SHORT EXERCISE — Check each line of the entries below for the string "زگیل"; copy every line where it appears.

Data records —
* START *

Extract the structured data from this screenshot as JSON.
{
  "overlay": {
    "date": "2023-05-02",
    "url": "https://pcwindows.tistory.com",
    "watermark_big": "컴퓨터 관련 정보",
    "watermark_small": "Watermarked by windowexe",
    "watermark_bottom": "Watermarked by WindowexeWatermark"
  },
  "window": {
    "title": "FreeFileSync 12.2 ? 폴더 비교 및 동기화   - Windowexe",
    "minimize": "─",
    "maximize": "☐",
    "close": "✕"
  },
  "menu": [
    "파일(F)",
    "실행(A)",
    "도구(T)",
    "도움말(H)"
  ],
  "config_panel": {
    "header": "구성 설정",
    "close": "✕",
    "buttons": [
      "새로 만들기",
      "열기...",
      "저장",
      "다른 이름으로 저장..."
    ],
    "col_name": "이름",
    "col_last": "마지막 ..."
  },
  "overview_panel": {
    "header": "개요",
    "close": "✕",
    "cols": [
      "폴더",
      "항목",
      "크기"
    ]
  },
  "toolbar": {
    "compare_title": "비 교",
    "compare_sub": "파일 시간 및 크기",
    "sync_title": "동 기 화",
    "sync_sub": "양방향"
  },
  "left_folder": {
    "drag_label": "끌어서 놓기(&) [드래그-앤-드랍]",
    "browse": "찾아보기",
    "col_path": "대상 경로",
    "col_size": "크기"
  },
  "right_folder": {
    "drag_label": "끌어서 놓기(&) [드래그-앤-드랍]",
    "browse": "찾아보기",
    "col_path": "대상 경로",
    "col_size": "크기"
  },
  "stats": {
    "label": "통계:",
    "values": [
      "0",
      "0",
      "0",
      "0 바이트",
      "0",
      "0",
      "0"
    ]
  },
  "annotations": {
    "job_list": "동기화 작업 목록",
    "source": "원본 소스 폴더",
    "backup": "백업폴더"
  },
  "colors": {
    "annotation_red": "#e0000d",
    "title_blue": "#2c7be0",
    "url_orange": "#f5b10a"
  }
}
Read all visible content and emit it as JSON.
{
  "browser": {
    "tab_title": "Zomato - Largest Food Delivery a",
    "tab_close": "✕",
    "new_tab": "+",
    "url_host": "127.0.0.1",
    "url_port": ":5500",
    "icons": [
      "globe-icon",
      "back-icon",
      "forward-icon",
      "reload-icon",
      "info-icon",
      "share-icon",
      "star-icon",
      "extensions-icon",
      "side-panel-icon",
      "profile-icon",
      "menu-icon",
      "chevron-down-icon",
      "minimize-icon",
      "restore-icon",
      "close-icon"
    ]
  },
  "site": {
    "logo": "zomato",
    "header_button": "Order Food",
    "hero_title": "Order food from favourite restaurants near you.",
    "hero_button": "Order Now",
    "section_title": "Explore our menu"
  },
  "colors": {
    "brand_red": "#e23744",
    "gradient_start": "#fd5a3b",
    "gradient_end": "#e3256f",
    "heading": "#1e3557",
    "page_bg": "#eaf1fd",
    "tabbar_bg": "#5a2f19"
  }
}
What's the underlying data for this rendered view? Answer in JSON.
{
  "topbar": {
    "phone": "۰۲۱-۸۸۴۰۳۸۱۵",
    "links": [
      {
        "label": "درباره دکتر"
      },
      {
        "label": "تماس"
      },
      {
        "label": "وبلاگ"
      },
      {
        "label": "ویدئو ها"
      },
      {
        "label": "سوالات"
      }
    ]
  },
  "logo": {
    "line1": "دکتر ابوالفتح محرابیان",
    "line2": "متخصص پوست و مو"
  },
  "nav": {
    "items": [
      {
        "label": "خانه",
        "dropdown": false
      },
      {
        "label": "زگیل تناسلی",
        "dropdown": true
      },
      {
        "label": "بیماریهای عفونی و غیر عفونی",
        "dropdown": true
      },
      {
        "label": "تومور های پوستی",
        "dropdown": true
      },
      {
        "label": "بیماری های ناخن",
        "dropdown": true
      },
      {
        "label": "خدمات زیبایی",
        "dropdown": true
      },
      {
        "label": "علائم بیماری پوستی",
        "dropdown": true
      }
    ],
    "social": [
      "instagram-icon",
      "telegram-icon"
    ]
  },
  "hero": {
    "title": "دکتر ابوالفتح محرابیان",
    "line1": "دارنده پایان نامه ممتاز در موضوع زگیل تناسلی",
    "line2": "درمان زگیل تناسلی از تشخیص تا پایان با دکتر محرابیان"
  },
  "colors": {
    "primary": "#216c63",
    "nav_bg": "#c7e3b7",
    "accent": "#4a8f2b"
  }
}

* END *

COMPLETE ANSWER —
        "label": "زگیل تناسلی",
    "line1": "دارنده پایان نامه ممتاز در موضوع زگیل تناسلی",
    "line2": "درمان زگیل تناسلی از تشخیص تا پایان با دکتر محرابیان"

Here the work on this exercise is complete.